● Stated goal:
Without including any pictures, copy each entry below exactly.
------------------------------------------------
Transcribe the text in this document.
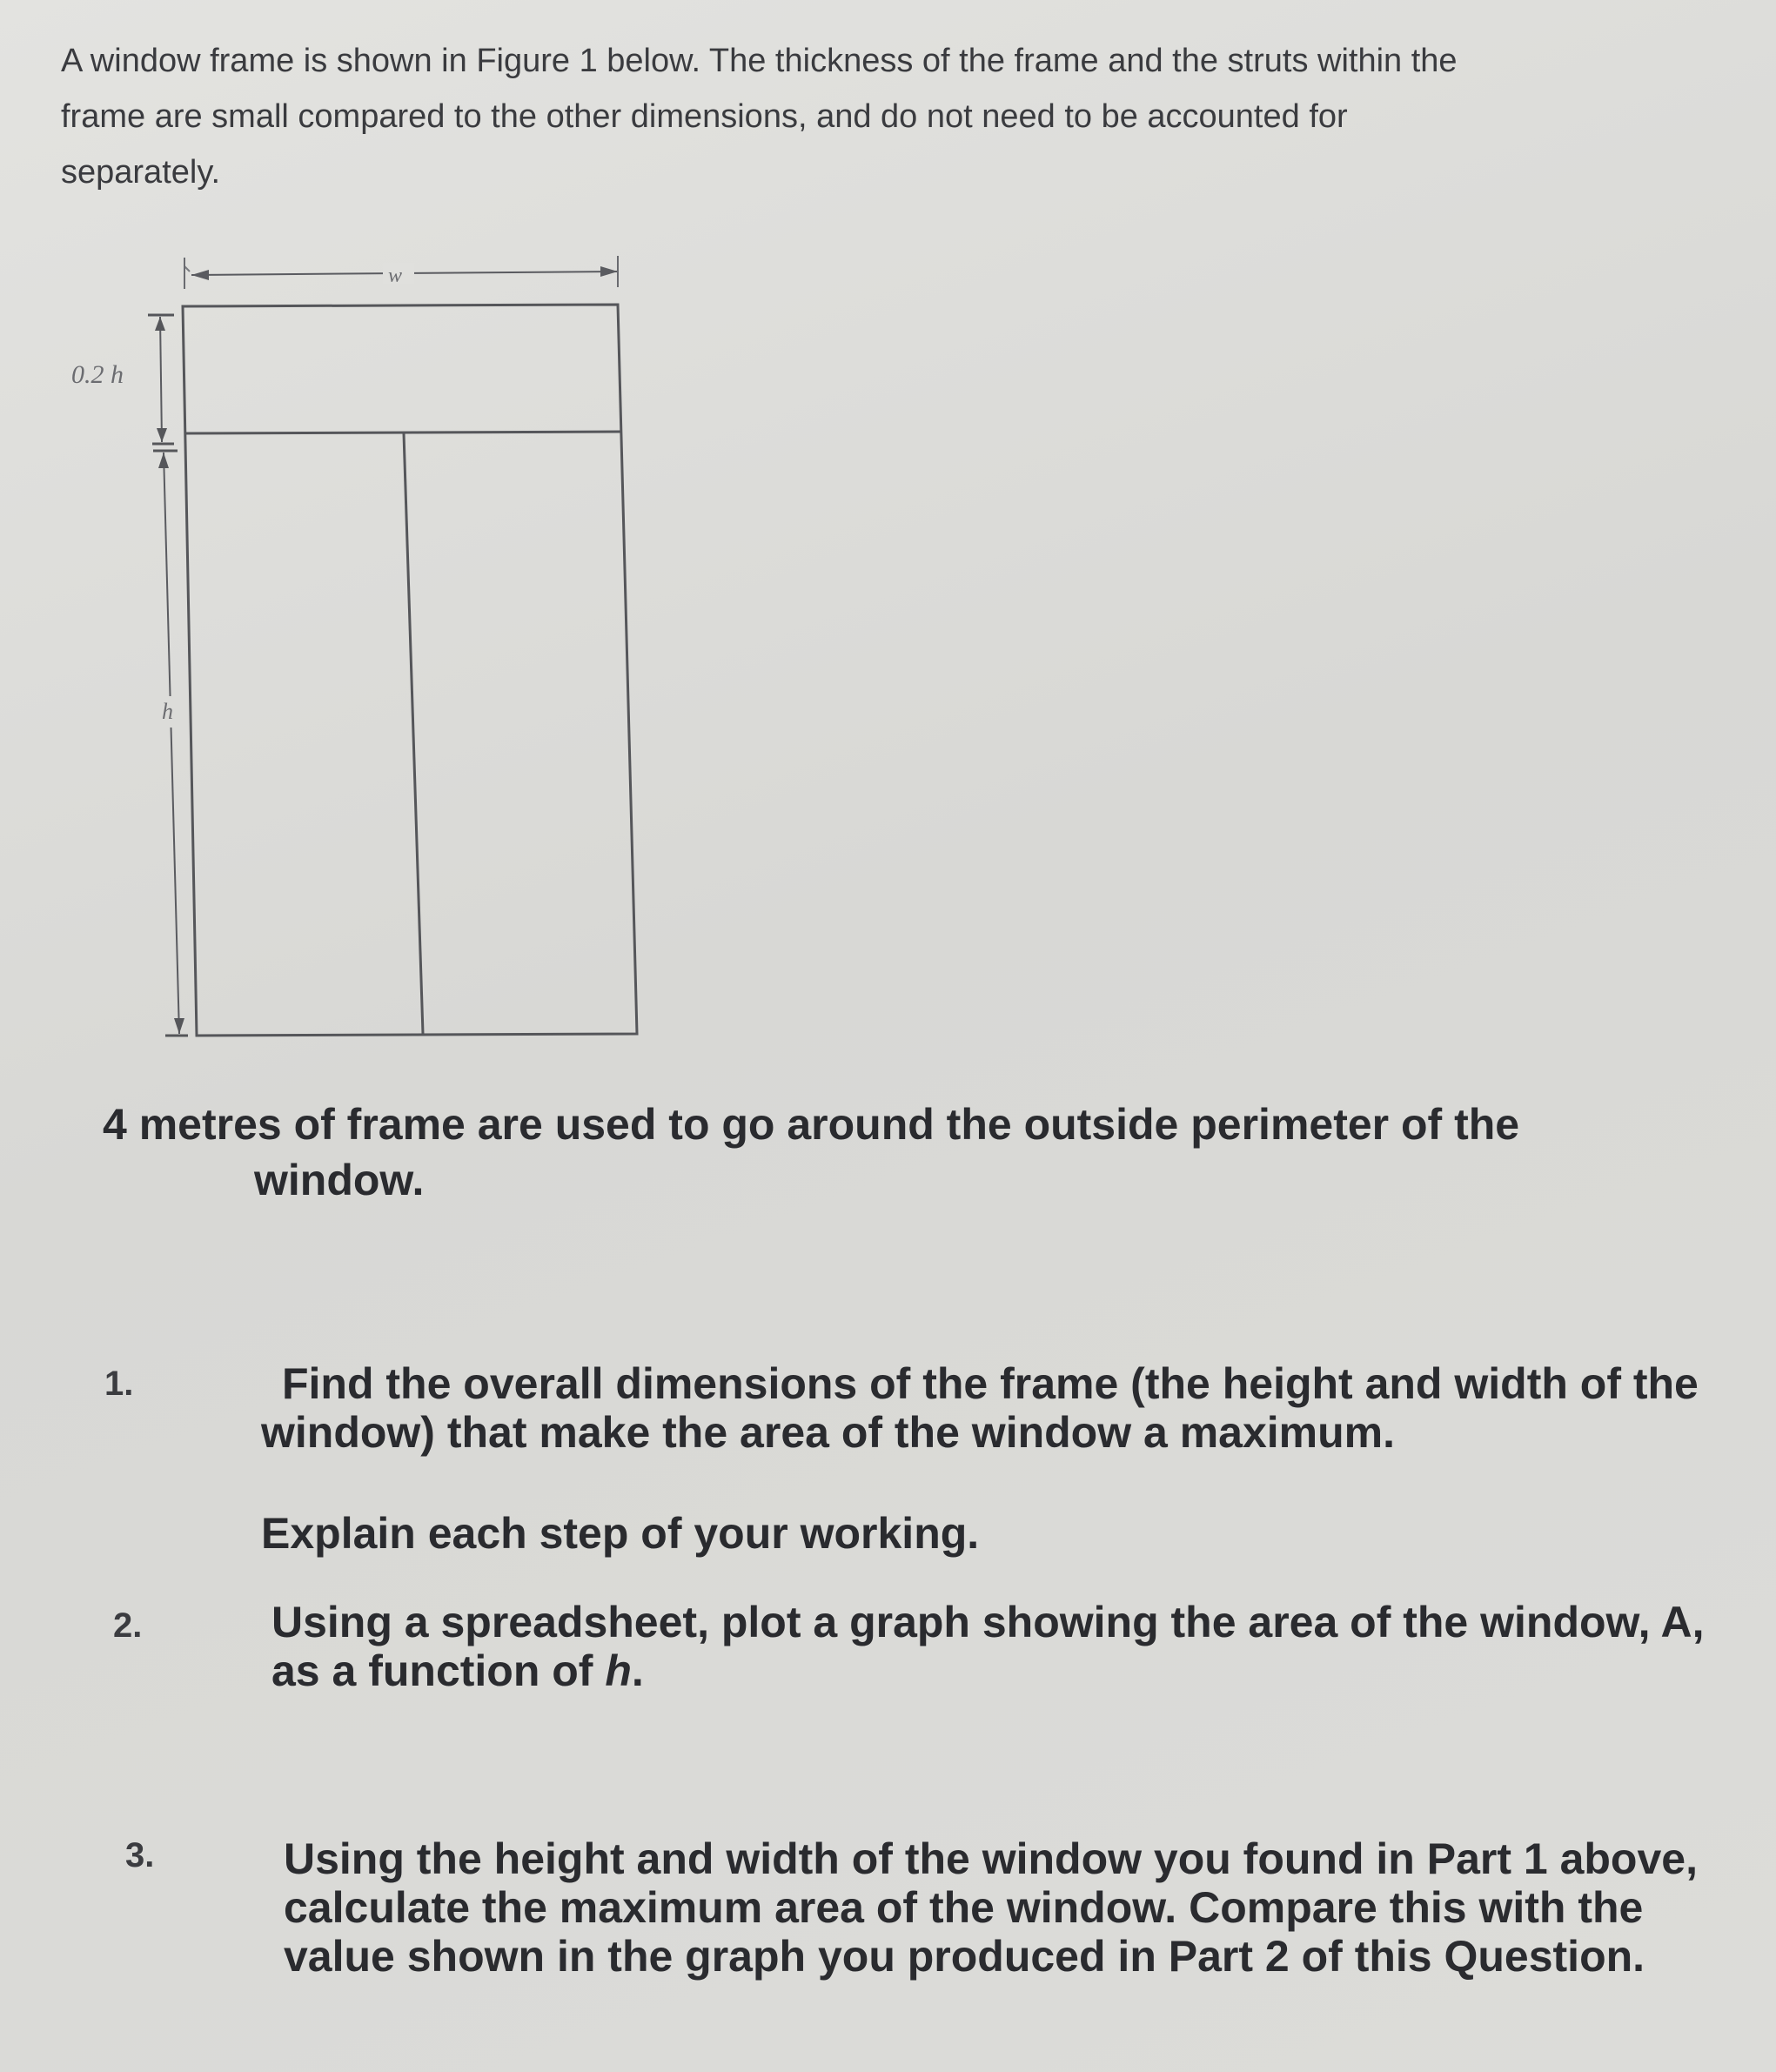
A window frame is shown in Figure 1 below. The thickness of the frame and the struts within the frame are small compared to the other dimensions, and do not need to be accounted for separately.

w
0.2 h
h
4 metres of frame are used to go around the outside perimeter of the
window.
1.	Find the overall dimensions of the frame (the height and width of the window) that make the area of the window a maximum.
Explain each step of your working.
2.	Using a spreadsheet, plot a graph showing the area of the window, A, as a function of h.
3.	Using the height and width of the window you found in Part 1 above, calculate the maximum area of the window. Compare this with the value shown in the graph you produced in Part 2 of this Question.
------------------------------------------------
● Complete output:
Transcribe the text in this document.
A window frame is shown in Figure 1 below. The thickness of the frame and the struts within the frame are small compared to the other dimensions, and do not need to be accounted for separately.

w
0.2 h
h
4 metres of frame are used to go around the outside perimeter of the
window.
1.	Find the overall dimensions of the frame (the height and width of the window) that make the area of the window a maximum.
Explain each step of your working.
2.	Using a spreadsheet, plot a graph showing the area of the window, A, as a function of h.
3.	Using the height and width of the window you found in Part 1 above, calculate the maximum area of the window. Compare this with the value shown in the graph you produced in Part 2 of this Question.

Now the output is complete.